(Entries taken from a collection)
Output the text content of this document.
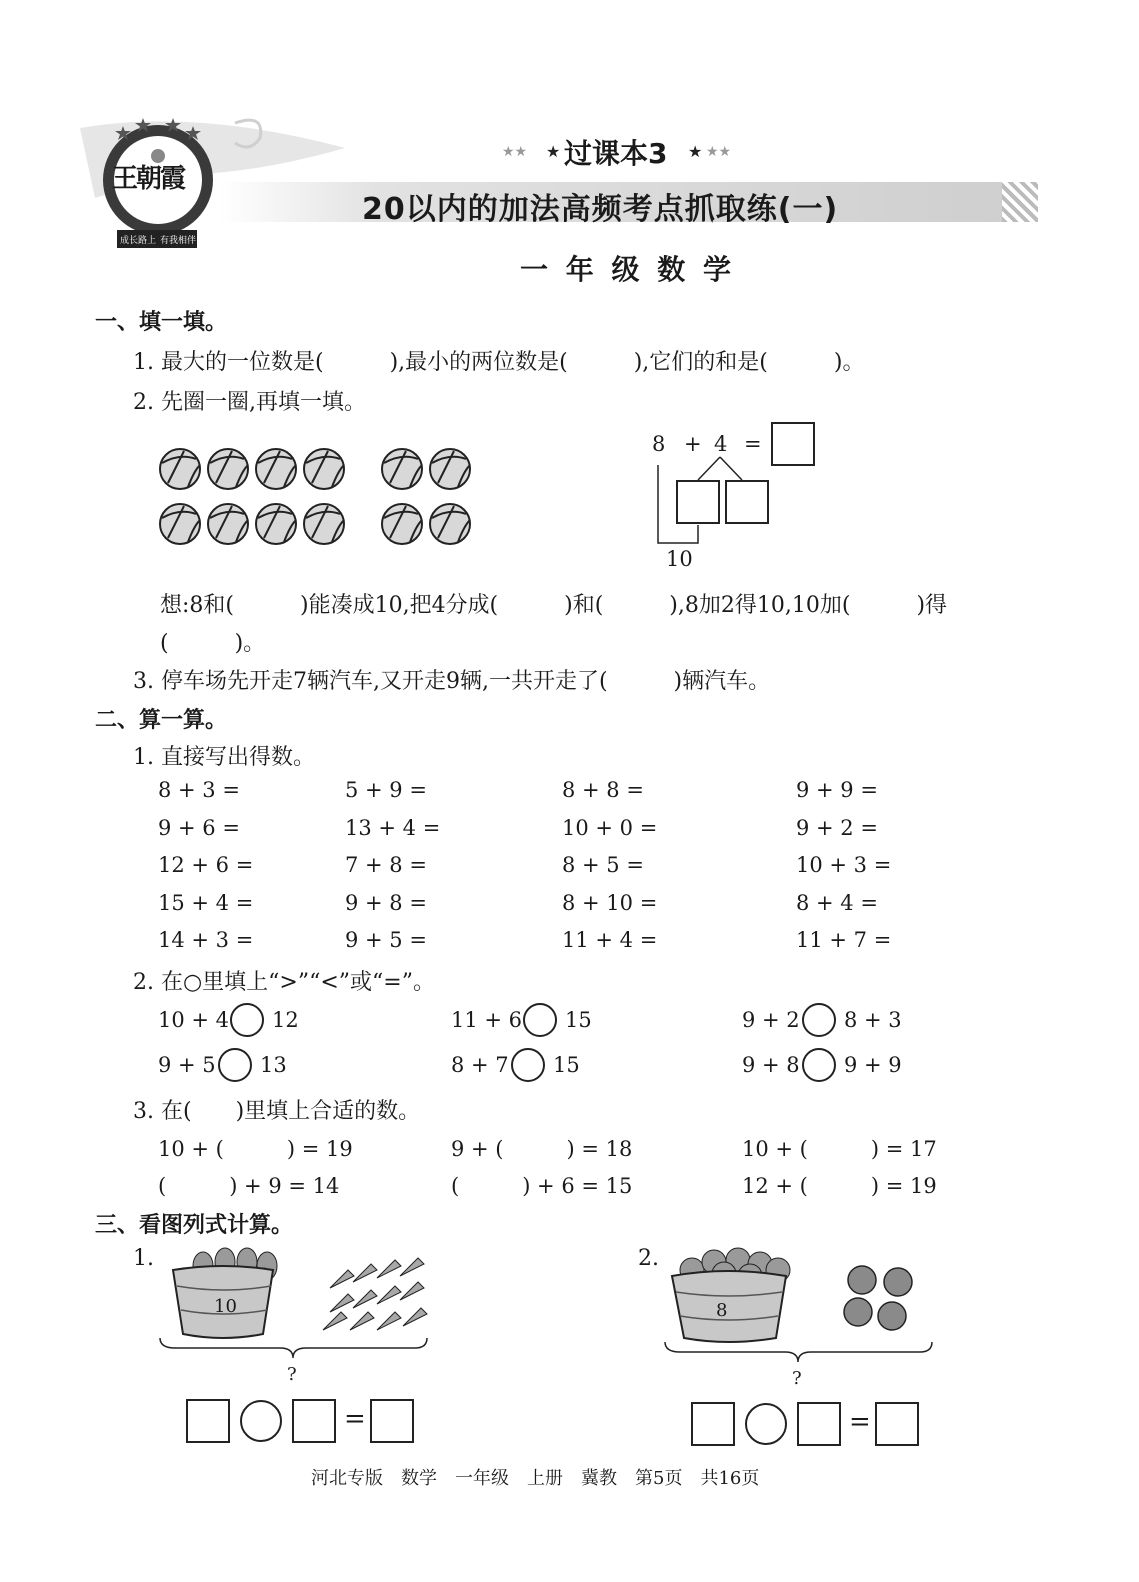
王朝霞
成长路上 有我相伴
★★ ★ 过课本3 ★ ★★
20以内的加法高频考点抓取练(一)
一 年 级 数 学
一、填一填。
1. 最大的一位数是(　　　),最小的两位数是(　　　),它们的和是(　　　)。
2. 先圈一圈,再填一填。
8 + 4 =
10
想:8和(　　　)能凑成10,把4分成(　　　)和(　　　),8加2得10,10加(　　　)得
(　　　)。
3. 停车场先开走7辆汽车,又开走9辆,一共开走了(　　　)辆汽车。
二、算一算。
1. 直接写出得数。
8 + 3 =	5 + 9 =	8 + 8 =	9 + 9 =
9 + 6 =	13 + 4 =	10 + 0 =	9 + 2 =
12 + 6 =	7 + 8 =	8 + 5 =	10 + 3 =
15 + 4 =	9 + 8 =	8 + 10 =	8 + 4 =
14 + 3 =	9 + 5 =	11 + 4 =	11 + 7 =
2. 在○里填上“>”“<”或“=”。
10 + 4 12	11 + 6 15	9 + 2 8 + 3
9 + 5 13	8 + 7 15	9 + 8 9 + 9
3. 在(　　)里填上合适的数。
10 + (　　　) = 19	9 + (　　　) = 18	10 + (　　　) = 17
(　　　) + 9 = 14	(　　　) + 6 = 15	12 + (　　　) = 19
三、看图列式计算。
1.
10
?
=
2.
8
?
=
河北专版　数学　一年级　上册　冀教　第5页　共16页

= THE REQUEST =
Set down the lines of the records above exactly, apart from the pictures.

= FULL SOLUTION =
Output the text content of this document.
王朝霞
成长路上 有我相伴
★★ ★ 过课本3 ★ ★★
20以内的加法高频考点抓取练(一)
一 年 级 数 学
一、填一填。
1. 最大的一位数是(　　　),最小的两位数是(　　　),它们的和是(　　　)。
2. 先圈一圈,再填一填。
8 + 4 =
10
想:8和(　　　)能凑成10,把4分成(　　　)和(　　　),8加2得10,10加(　　　)得
(　　　)。
3. 停车场先开走7辆汽车,又开走9辆,一共开走了(　　　)辆汽车。
二、算一算。
1. 直接写出得数。
8 + 3 =	5 + 9 =	8 + 8 =	9 + 9 =
9 + 6 =	13 + 4 =	10 + 0 =	9 + 2 =
12 + 6 =	7 + 8 =	8 + 5 =	10 + 3 =
15 + 4 =	9 + 8 =	8 + 10 =	8 + 4 =
14 + 3 =	9 + 5 =	11 + 4 =	11 + 7 =
2. 在○里填上“>”“<”或“=”。
10 + 4 12	11 + 6 15	9 + 2 8 + 3
9 + 5 13	8 + 7 15	9 + 8 9 + 9
3. 在(　　)里填上合适的数。
10 + (　　　) = 19	9 + (　　　) = 18	10 + (　　　) = 17
(　　　) + 9 = 14	(　　　) + 6 = 15	12 + (　　　) = 19
三、看图列式计算。
1.
10
?
=
2.
8
?
=
河北专版　数学　一年级　上册　冀教　第5页　共16页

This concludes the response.